(Dataset entries)
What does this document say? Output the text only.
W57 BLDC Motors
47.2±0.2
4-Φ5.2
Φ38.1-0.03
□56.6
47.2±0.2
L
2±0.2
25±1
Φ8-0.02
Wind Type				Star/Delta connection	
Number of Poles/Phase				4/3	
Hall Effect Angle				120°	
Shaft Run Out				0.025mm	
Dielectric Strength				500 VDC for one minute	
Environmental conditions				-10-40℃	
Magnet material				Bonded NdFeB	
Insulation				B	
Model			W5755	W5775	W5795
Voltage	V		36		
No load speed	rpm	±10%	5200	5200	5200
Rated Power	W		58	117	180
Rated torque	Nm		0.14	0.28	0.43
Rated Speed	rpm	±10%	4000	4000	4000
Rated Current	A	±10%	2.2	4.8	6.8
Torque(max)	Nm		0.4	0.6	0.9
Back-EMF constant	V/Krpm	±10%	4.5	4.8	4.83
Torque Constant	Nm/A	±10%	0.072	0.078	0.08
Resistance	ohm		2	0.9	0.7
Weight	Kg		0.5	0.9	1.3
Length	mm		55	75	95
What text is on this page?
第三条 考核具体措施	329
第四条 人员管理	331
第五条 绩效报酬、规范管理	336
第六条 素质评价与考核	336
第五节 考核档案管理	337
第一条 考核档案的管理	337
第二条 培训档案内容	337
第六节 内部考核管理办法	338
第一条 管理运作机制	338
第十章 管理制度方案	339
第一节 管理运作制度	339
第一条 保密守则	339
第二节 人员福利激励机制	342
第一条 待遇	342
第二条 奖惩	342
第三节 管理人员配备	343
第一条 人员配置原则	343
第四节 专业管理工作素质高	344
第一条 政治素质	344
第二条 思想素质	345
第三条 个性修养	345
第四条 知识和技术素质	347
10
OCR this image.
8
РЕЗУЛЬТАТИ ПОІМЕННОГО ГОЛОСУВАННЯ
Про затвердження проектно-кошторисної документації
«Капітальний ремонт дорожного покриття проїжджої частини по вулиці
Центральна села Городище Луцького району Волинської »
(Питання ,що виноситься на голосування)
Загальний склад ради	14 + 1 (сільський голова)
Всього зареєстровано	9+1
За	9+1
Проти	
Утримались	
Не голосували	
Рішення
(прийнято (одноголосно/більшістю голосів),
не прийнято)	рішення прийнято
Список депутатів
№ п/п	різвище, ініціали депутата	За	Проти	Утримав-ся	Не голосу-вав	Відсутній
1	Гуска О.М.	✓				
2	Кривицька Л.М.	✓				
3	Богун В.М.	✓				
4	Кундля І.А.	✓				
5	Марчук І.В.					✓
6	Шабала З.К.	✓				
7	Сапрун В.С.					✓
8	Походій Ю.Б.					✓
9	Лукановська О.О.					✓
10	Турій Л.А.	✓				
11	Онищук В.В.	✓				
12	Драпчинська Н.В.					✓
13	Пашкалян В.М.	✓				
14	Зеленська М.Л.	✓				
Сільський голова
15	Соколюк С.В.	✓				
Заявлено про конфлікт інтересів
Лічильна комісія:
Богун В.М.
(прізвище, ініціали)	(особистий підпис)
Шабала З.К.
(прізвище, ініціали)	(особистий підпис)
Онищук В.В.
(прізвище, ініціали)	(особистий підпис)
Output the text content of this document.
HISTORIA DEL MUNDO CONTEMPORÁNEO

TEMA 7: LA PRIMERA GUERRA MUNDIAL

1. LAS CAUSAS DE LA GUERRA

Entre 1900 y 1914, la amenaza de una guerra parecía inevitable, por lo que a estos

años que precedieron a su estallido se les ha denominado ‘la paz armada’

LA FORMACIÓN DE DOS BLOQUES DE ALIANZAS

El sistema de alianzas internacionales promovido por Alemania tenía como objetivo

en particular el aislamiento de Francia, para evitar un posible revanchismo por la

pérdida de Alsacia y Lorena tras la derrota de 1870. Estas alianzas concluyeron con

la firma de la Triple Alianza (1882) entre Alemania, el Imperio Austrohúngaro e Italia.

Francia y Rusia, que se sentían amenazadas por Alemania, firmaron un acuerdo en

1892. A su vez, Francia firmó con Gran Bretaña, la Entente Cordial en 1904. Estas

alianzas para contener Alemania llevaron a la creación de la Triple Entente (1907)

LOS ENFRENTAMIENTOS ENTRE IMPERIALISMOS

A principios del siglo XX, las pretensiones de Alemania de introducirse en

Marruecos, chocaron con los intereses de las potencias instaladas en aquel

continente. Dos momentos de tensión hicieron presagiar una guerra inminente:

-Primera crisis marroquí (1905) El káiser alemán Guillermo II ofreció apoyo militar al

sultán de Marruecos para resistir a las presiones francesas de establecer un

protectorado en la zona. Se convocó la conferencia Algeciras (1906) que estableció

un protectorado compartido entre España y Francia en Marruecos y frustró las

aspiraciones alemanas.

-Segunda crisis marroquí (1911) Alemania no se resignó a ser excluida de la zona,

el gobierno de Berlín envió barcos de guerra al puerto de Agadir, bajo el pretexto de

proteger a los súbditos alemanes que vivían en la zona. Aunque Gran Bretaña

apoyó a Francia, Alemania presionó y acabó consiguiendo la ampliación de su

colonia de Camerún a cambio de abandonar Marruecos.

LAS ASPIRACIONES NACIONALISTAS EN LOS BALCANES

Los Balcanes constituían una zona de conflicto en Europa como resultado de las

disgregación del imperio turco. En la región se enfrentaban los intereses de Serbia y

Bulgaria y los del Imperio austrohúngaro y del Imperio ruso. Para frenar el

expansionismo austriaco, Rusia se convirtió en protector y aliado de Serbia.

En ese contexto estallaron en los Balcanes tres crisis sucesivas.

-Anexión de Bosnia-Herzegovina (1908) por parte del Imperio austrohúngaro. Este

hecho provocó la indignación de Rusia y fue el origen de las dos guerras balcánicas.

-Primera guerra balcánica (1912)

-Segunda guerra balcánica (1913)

WRITTEN INSTRUCTION: What is the number of lines in the listing above that contain the string "intereses"? Give only the number.

WORKED SOLUTION: 2